(Dataset listings of figures)
____________________

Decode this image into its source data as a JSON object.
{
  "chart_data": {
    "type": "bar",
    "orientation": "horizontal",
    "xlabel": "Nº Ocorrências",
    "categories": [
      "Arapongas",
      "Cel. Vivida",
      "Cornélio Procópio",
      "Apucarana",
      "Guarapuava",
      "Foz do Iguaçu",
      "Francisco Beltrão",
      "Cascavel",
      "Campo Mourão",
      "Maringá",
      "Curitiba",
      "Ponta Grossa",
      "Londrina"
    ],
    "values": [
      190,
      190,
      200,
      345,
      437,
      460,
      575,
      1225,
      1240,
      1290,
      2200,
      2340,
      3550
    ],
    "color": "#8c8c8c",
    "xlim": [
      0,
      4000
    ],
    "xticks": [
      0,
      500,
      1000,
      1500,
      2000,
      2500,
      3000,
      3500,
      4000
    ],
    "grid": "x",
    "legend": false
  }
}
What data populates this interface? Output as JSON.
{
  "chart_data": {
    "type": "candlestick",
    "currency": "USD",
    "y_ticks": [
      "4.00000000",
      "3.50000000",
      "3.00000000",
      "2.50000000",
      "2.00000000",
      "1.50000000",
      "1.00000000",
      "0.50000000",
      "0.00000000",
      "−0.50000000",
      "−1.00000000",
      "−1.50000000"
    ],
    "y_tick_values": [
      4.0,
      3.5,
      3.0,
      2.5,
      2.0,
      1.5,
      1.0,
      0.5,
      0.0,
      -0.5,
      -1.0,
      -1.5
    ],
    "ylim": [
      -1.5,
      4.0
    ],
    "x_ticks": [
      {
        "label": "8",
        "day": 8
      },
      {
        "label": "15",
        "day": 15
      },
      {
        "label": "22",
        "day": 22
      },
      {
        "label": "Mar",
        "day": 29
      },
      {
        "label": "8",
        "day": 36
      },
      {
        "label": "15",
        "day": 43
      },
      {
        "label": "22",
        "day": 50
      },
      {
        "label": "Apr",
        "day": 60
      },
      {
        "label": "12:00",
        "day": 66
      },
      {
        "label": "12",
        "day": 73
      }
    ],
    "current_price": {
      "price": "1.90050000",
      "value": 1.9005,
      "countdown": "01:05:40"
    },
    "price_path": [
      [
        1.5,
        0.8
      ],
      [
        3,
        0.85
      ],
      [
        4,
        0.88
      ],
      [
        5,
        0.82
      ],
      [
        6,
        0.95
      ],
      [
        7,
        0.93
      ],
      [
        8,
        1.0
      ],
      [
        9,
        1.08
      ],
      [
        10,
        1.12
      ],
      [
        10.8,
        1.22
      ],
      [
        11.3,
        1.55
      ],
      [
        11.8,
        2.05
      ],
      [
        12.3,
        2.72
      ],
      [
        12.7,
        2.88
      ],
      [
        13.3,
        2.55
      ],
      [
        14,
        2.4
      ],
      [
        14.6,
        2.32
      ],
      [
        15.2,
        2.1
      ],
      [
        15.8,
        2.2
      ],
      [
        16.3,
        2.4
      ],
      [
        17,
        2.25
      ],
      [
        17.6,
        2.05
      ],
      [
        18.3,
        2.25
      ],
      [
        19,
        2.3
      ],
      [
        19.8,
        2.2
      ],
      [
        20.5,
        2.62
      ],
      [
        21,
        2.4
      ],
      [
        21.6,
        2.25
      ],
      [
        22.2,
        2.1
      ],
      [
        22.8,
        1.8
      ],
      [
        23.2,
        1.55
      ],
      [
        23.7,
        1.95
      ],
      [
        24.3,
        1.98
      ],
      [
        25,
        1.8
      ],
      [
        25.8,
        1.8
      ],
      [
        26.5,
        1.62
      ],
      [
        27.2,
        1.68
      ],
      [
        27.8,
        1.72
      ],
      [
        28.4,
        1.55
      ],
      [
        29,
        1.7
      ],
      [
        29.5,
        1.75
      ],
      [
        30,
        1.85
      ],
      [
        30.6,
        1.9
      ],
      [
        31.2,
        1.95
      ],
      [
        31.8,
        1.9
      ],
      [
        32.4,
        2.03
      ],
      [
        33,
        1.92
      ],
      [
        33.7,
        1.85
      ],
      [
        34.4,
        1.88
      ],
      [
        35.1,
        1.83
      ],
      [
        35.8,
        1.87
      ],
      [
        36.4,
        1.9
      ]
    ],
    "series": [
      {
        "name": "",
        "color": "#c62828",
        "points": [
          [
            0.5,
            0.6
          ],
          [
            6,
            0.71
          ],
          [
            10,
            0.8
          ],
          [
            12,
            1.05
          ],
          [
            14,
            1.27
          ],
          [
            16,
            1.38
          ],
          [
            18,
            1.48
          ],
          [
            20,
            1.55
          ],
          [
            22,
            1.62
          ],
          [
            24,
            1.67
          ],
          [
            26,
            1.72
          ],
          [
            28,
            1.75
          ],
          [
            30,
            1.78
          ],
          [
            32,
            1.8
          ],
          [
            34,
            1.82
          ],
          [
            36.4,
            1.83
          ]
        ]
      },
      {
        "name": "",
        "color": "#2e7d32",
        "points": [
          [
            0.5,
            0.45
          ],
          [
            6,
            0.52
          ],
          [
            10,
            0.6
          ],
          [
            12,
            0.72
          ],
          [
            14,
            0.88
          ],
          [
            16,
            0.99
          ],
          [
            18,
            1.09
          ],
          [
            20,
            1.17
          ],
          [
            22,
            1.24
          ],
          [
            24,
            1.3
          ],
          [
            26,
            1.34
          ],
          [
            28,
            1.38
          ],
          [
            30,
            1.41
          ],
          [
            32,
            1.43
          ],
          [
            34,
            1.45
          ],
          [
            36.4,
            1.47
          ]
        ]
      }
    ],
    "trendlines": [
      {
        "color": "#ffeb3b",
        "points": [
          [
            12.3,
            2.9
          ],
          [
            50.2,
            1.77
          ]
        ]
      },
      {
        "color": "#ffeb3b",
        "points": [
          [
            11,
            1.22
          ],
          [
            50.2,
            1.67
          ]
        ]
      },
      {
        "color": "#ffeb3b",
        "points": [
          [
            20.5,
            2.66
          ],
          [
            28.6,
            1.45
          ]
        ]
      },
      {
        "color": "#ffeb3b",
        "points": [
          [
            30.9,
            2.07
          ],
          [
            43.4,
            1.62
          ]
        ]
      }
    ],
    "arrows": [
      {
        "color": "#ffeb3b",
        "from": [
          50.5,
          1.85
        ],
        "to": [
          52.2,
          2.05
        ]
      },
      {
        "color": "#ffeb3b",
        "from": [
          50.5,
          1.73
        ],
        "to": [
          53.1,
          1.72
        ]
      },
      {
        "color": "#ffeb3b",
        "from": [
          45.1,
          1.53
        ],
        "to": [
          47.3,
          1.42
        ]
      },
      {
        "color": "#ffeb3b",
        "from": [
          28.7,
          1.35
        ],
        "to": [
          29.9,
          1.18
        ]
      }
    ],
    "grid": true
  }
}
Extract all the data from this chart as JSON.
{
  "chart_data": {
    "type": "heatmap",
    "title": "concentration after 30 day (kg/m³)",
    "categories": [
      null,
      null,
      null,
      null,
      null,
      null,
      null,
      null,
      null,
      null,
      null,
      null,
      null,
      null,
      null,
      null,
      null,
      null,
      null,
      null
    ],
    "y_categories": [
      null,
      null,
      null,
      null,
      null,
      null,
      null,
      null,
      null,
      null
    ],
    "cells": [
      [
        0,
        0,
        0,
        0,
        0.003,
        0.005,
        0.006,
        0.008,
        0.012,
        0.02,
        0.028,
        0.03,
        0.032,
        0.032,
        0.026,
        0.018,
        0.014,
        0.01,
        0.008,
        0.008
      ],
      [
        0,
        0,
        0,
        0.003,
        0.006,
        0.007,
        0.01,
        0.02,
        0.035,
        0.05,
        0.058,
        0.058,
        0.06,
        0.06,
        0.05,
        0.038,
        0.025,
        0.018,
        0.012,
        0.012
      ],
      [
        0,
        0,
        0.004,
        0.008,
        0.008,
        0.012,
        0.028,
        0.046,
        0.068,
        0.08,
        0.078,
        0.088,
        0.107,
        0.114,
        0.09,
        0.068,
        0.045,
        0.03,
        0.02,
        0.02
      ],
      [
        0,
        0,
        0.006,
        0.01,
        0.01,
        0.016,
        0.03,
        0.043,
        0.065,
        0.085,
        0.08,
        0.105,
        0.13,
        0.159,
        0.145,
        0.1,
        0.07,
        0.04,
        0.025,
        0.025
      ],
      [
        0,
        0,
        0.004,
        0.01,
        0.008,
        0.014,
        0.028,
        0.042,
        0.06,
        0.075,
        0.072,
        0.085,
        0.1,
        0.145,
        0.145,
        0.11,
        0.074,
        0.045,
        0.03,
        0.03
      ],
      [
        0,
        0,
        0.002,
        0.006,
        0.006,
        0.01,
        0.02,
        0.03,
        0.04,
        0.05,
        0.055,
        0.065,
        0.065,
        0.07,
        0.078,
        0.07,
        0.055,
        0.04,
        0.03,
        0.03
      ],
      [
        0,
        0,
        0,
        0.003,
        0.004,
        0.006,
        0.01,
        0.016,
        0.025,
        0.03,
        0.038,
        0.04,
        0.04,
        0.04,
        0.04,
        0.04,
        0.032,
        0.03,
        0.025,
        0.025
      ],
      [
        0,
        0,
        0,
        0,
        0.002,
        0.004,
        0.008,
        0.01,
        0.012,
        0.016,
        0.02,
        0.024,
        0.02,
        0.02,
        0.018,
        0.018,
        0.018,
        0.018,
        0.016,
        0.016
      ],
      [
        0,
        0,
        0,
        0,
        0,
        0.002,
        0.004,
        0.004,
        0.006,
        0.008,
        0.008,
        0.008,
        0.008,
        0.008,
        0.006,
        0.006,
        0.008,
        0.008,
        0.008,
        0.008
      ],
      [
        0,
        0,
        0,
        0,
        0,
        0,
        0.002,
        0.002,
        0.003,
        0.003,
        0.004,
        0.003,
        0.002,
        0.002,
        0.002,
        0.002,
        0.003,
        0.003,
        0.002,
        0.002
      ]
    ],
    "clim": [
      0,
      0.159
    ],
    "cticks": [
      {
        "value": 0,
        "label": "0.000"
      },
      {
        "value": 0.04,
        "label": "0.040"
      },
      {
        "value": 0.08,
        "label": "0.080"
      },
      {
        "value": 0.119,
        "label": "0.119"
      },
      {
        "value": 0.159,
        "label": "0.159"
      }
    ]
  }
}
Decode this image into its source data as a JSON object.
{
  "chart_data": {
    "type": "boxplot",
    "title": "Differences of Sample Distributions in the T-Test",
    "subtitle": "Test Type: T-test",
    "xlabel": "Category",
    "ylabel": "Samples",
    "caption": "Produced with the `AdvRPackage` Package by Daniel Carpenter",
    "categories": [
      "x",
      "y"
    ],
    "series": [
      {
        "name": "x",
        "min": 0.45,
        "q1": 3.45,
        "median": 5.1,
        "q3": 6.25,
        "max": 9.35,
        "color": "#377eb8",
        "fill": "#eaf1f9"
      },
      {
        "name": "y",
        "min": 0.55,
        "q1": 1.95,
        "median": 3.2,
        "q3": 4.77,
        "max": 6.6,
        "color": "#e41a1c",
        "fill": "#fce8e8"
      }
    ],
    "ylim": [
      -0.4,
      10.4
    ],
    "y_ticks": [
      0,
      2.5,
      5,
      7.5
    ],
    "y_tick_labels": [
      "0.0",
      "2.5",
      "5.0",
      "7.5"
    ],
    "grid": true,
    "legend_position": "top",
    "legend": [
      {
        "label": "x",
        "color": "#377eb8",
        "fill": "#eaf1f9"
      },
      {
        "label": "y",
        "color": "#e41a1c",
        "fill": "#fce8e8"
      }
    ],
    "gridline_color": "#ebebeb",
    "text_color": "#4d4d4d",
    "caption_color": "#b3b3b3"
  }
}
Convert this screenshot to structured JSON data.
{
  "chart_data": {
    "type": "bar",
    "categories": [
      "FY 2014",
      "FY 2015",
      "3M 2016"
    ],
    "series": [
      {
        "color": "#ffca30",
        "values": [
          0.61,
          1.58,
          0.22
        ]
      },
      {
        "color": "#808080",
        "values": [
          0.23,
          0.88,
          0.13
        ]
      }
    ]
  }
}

____________________

Look over the material above and show each line where "this" appears.

Decode this image into its source data as a JSON object.
What data populates this interface? Output as JSON.
Extract all the data from this chart as JSON.
Decode this image into its source data as a JSON object.
Convert this screenshot to structured JSON data.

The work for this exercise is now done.